Select all lines in the records that include "JSON".

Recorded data
** Start **

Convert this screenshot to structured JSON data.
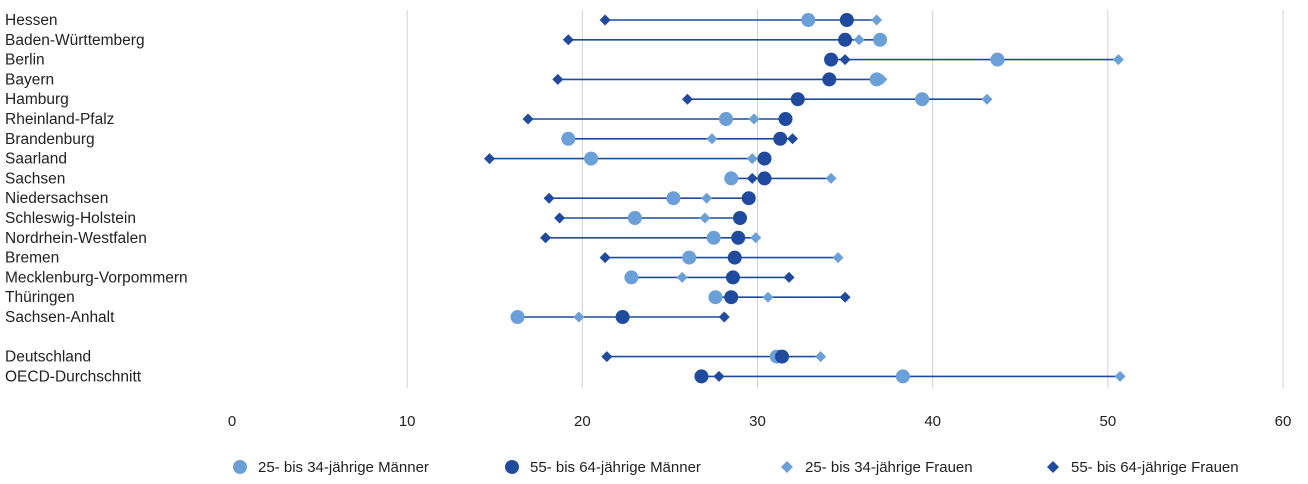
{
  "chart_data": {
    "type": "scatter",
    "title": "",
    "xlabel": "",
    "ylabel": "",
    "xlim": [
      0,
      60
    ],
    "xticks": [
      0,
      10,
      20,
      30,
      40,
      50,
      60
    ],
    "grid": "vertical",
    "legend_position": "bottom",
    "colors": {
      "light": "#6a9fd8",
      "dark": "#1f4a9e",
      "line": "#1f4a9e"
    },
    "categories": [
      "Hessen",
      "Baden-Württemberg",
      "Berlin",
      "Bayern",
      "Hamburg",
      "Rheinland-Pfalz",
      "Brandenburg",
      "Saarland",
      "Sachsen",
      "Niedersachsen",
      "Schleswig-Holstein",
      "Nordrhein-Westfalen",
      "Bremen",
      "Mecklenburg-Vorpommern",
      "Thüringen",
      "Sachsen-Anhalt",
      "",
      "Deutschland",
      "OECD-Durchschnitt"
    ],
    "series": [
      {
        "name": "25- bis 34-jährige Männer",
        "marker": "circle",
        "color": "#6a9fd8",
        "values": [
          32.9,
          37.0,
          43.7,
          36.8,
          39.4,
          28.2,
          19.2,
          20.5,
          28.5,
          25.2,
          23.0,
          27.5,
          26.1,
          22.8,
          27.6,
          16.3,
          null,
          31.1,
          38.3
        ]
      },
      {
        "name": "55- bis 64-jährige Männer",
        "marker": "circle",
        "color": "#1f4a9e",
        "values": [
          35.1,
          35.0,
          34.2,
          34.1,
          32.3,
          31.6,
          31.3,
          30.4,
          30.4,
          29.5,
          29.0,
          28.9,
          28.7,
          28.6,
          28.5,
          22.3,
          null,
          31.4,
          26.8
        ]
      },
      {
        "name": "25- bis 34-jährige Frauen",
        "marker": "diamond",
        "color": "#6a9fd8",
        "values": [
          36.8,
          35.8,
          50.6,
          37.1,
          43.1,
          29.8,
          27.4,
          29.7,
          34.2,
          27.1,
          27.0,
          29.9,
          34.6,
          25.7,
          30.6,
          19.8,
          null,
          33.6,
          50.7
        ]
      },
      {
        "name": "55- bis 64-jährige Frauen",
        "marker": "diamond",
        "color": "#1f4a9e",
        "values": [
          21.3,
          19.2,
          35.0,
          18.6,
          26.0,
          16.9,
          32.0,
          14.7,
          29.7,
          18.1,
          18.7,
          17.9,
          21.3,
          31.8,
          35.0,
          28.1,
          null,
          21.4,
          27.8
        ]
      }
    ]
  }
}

** End **
** Start **

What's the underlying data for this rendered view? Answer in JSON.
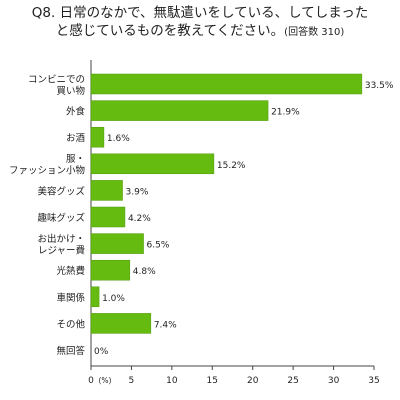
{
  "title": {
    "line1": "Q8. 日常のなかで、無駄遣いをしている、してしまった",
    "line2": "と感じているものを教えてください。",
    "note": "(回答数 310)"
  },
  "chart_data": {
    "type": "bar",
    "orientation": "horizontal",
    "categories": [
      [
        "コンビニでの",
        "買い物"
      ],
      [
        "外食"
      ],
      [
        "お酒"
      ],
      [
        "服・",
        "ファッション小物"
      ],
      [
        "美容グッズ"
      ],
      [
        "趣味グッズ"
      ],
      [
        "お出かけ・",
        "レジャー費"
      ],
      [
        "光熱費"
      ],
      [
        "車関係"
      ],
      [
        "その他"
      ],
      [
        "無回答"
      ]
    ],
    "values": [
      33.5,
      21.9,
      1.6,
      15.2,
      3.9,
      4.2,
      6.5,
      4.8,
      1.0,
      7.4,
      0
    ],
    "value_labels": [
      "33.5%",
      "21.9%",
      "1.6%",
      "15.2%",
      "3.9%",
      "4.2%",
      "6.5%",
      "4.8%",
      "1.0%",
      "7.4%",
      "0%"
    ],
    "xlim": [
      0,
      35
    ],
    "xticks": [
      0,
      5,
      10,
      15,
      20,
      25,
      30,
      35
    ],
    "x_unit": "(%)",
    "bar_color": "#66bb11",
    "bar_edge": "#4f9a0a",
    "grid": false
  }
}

** End **

▸ Completed exercise
Convert this screenshot to structured JSON data.
What's the underlying data for this rendered view? Answer in JSON.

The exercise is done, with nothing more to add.